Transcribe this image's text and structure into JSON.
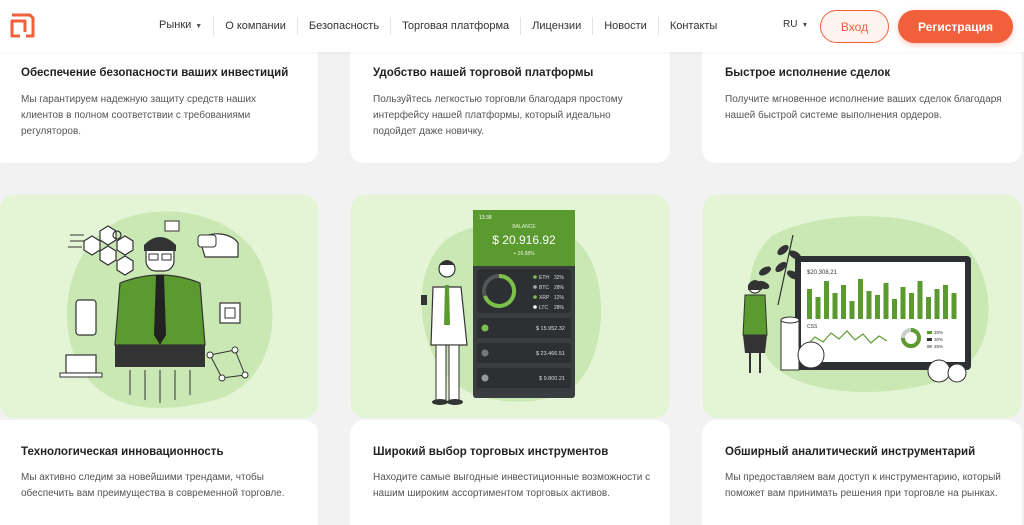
{
  "header": {
    "nav": [
      {
        "label": "Рынки",
        "dropdown": true
      },
      {
        "label": "О компании"
      },
      {
        "label": "Безопасность"
      },
      {
        "label": "Торговая платформа"
      },
      {
        "label": "Лицензии"
      },
      {
        "label": "Новости"
      },
      {
        "label": "Контакты"
      }
    ],
    "lang": "RU",
    "login_label": "Вход",
    "register_label": "Регистрация"
  },
  "colors": {
    "accent": "#f1603b",
    "green": "#5a9a2f",
    "light_green": "#e4f5d6"
  },
  "top_cards": [
    {
      "title": "Обеспечение безопасности ваших инвестиций",
      "text": "Мы гарантируем надежную защиту средств наших клиентов в полном соответствии с требованиями регуляторов."
    },
    {
      "title": "Удобство нашей торговой платформы",
      "text": "Пользуйтесь легкостью торговли благодаря простому интерфейсу нашей платформы, который идеально подойдет даже новичку."
    },
    {
      "title": "Быстрое исполнение сделок",
      "text": "Получите мгновенное исполнение ваших сделок благодаря нашей быстрой системе выполнения ордеров."
    }
  ],
  "phone": {
    "time": "13:38",
    "heading": "BALANCE",
    "balance": "$ 20.916.92",
    "change": "+ 26.58%",
    "assets": [
      {
        "name": "ETH",
        "pct": "32%"
      },
      {
        "name": "BTC",
        "pct": "28%"
      },
      {
        "name": "XRP",
        "pct": "12%"
      },
      {
        "name": "LTC",
        "pct": "28%"
      }
    ],
    "rows": [
      "$ 15.952.32",
      "$ 23.466.51",
      "$ 9.800.21"
    ]
  },
  "monitor": {
    "value": "$20.308,21",
    "sublabel": "CSS",
    "legend": [
      "20%",
      "30%",
      "25%"
    ]
  },
  "bottom_cards": [
    {
      "title": "Технологическая инновационность",
      "text": "Мы активно следим за новейшими трендами, чтобы обеспечить вам преимущества в современной торговле."
    },
    {
      "title": "Широкий выбор торговых инструментов",
      "text": "Находите самые выгодные инвестиционные возможности с нашим широким ассортиментом торговых активов."
    },
    {
      "title": "Обширный аналитический инструментарий",
      "text": "Мы предоставляем вам доступ к инструментарию, который поможет вам принимать решения при торговле на рынках."
    }
  ]
}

● ● ● ● ●

Search the records for the word "торговле" and copy every line where it occurs.

Answer to this exercise:
      "text": "Мы активно следим за новейшими трендами, чтобы обеспечить вам преимущества в современной торговле."
      "text": "Мы предоставляем вам доступ к инструментарию, который поможет вам принимать решения при торговле на рынках."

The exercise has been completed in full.